# Records provided
▬▬▬▬▬▬▬▬▬▬
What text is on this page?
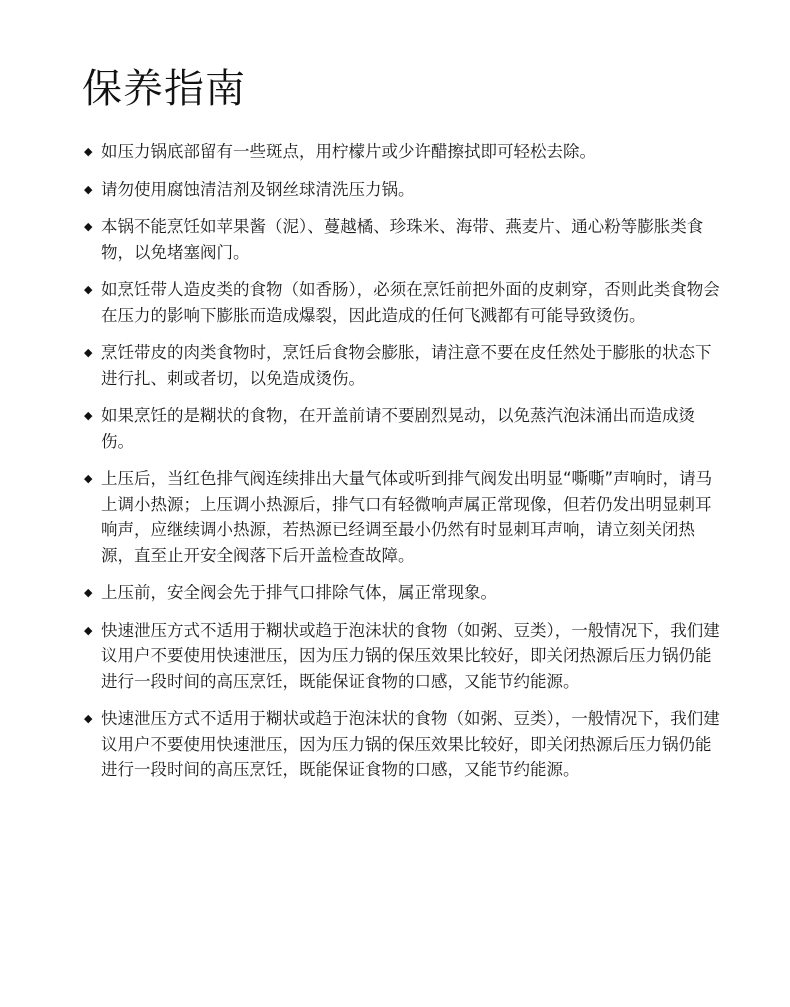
保养指南
◆ 如压力锅底部留有一些斑点，用柠檬片或少许醋擦拭即可轻松去除。
◆ 请勿使用腐蚀清洁剂及钢丝球清洗压力锅。
◆ 本锅不能烹饪如苹果酱（泥）、蔓越橘、珍珠米、海带、燕麦片、通心粉等膨胀类食物，以免堵塞阀门。
◆ 如烹饪带人造皮类的食物（如香肠），必须在烹饪前把外面的皮刺穿，否则此类食物会在压力的影响下膨胀而造成爆裂，因此造成的任何飞溅都有可能导致烫伤。
◆ 烹饪带皮的肉类食物时，烹饪后食物会膨胀，请注意不要在皮任然处于膨胀的状态下进行扎、刺或者切，以免造成烫伤。
◆ 如果烹饪的是糊状的食物，在开盖前请不要剧烈晃动，以免蒸汽泡沫涌出而造成烫伤。
◆ 上压后，当红色排气阀连续排出大量气体或听到排气阀发出明显“嘶嘶”声响时，请马上调小热源；上压调小热源后，排气口有轻微响声属正常现像，但若仍发出明显刺耳响声，应继续调小热源，若热源已经调至最小仍然有时显刺耳声响，请立刻关闭热源，直至止开安全阀落下后开盖检查故障。
◆ 上压前，安全阀会先于排气口排除气体，属正常现象。
◆ 快速泄压方式不适用于糊状或趋于泡沫状的食物（如粥、豆类），一般情况下，我们建议用户不要使用快速泄压，因为压力锅的保压效果比较好，即关闭热源后压力锅仍能进行一段时间的高压烹饪，既能保证食物的口感，又能节约能源。
◆ 快速泄压方式不适用于糊状或趋于泡沫状的食物（如粥、豆类），一般情况下，我们建议用户不要使用快速泄压，因为压力锅的保压效果比较好，即关闭热源后压力锅仍能进行一段时间的高压烹饪，既能保证食物的口感，又能节约能源。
▬▬▬▬▬▬▬▬▬▬
Reproduce all the records verbatim, excluding images.

# Solution for this exercise
What text is on this page?
保养指南
◆ 如压力锅底部留有一些斑点，用柠檬片或少许醋擦拭即可轻松去除。
◆ 请勿使用腐蚀清洁剂及钢丝球清洗压力锅。
◆ 本锅不能烹饪如苹果酱（泥）、蔓越橘、珍珠米、海带、燕麦片、通心粉等膨胀类食物，以免堵塞阀门。
◆ 如烹饪带人造皮类的食物（如香肠），必须在烹饪前把外面的皮刺穿，否则此类食物会在压力的影响下膨胀而造成爆裂，因此造成的任何飞溅都有可能导致烫伤。
◆ 烹饪带皮的肉类食物时，烹饪后食物会膨胀，请注意不要在皮任然处于膨胀的状态下进行扎、刺或者切，以免造成烫伤。
◆ 如果烹饪的是糊状的食物，在开盖前请不要剧烈晃动，以免蒸汽泡沫涌出而造成烫伤。
◆ 上压后，当红色排气阀连续排出大量气体或听到排气阀发出明显“嘶嘶”声响时，请马上调小热源；上压调小热源后，排气口有轻微响声属正常现像，但若仍发出明显刺耳响声，应继续调小热源，若热源已经调至最小仍然有时显刺耳声响，请立刻关闭热源，直至止开安全阀落下后开盖检查故障。
◆ 上压前，安全阀会先于排气口排除气体，属正常现象。
◆ 快速泄压方式不适用于糊状或趋于泡沫状的食物（如粥、豆类），一般情况下，我们建议用户不要使用快速泄压，因为压力锅的保压效果比较好，即关闭热源后压力锅仍能进行一段时间的高压烹饪，既能保证食物的口感，又能节约能源。
◆ 快速泄压方式不适用于糊状或趋于泡沫状的食物（如粥、豆类），一般情况下，我们建议用户不要使用快速泄压，因为压力锅的保压效果比较好，即关闭热源后压力锅仍能进行一段时间的高压烹饪，既能保证食物的口感，又能节约能源。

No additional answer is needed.